Required work: From the listing below, extract each line containing the string "this".

Records for the task:
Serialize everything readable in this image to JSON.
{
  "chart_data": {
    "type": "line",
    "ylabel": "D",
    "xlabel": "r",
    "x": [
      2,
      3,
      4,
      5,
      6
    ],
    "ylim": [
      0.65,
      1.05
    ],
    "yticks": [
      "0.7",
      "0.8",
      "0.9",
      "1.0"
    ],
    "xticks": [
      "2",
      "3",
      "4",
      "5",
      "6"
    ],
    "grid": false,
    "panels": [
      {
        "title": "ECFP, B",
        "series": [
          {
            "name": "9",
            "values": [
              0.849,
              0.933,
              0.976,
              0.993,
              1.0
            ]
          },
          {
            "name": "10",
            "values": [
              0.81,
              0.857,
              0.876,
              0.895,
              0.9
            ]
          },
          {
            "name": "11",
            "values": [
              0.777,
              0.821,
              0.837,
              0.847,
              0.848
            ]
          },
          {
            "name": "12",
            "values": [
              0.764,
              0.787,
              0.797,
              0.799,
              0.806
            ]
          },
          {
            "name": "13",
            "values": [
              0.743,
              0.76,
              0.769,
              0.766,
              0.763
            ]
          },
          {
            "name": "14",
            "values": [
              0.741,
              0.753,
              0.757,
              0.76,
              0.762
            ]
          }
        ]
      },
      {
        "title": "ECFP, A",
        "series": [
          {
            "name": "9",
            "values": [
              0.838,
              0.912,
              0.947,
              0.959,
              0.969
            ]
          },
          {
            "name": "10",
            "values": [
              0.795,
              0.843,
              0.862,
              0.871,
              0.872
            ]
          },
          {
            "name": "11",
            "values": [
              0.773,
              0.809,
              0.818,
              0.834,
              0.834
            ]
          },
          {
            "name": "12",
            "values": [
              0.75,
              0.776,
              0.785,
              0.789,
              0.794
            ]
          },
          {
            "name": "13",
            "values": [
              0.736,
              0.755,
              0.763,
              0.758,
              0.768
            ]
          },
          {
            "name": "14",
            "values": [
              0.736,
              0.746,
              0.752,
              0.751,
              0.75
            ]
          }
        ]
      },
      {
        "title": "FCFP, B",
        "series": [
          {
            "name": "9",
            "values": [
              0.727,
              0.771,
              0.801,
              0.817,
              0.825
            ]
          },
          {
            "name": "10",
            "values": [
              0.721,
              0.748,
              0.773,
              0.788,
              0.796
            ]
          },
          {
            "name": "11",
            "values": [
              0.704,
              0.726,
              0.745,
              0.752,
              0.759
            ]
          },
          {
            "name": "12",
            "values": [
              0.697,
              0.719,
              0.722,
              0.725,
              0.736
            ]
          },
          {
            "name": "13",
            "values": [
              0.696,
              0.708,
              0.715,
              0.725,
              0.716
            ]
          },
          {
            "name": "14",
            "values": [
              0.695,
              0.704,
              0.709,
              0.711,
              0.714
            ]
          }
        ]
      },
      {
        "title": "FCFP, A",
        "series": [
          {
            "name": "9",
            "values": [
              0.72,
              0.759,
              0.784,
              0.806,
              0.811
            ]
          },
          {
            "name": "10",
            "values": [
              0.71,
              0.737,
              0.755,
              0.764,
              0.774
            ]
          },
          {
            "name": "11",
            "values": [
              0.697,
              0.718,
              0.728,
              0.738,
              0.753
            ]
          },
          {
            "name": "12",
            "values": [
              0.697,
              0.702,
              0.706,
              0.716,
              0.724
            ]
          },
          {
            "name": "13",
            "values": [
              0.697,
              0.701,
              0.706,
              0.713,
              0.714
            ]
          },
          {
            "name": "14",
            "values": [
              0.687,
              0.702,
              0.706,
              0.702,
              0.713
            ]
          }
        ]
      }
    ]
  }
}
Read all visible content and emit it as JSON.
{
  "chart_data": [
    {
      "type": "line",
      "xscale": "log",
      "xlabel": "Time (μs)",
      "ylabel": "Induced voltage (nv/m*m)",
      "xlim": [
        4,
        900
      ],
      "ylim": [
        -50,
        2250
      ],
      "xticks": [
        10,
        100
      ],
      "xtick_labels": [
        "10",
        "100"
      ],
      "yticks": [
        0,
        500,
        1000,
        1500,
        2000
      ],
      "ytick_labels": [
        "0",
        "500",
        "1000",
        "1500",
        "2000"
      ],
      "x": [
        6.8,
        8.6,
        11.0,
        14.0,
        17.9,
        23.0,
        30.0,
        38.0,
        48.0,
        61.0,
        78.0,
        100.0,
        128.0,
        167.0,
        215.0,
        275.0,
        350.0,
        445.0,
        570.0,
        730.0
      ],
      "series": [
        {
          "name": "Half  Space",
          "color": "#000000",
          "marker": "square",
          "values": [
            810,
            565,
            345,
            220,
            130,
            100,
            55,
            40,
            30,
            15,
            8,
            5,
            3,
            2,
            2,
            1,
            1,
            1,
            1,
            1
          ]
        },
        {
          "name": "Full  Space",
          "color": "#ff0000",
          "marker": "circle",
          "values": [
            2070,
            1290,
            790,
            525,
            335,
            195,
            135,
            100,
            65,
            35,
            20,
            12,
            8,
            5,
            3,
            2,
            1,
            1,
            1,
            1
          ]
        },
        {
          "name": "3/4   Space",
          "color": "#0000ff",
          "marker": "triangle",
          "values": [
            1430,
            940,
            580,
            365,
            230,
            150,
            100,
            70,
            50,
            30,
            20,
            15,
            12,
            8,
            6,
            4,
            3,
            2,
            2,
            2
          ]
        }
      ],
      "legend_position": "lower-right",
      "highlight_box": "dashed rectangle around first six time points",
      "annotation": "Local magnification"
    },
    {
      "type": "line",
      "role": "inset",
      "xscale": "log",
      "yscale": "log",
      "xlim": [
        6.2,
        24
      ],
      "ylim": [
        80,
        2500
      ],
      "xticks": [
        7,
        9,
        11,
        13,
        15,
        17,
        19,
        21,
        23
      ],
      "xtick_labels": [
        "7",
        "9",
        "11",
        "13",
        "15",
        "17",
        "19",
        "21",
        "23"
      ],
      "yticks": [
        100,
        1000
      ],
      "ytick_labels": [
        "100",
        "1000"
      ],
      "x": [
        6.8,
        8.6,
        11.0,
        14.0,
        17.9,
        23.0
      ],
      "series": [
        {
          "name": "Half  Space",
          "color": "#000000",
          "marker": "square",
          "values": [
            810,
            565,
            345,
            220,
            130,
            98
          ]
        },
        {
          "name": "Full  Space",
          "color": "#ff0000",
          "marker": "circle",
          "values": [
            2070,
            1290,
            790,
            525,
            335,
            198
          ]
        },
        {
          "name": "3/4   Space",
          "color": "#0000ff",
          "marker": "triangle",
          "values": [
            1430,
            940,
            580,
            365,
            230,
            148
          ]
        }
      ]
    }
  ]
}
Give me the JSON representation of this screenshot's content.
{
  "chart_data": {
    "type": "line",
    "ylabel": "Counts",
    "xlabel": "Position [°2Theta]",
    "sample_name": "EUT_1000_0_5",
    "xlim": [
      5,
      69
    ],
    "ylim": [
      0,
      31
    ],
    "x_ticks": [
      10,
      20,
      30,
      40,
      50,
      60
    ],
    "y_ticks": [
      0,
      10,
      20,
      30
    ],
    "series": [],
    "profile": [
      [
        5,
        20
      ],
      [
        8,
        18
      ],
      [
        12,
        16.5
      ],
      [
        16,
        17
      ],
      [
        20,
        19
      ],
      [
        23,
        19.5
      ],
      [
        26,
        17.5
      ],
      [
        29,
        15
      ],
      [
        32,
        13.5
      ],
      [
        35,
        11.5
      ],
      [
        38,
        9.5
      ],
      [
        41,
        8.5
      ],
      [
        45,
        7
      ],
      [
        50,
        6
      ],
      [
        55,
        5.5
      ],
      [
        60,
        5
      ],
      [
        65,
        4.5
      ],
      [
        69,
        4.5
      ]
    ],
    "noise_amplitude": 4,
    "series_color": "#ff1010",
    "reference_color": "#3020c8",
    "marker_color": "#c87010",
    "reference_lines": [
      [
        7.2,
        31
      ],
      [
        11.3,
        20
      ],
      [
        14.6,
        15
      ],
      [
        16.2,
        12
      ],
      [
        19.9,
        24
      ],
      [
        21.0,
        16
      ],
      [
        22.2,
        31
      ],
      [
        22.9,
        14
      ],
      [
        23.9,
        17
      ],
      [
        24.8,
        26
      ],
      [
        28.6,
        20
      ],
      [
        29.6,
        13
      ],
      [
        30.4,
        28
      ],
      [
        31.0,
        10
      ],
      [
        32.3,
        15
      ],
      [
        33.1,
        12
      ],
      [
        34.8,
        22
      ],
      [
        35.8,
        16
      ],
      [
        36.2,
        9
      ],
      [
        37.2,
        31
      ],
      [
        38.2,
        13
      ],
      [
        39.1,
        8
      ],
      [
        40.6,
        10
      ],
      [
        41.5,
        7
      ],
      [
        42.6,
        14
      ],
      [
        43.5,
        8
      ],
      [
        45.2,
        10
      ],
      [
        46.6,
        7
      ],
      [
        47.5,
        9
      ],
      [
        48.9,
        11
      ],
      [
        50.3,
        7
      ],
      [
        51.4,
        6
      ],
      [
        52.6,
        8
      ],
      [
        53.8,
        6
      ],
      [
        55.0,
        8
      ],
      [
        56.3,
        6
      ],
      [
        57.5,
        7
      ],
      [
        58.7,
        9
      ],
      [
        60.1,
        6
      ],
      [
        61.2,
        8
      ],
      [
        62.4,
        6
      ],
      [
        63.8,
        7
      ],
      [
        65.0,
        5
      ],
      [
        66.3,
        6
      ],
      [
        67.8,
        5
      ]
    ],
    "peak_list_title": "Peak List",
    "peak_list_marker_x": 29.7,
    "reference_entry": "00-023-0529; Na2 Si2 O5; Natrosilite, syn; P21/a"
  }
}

Correct answer:
Serialize everything readable in this image to JSON.
Give me the JSON representation of this screenshot's content.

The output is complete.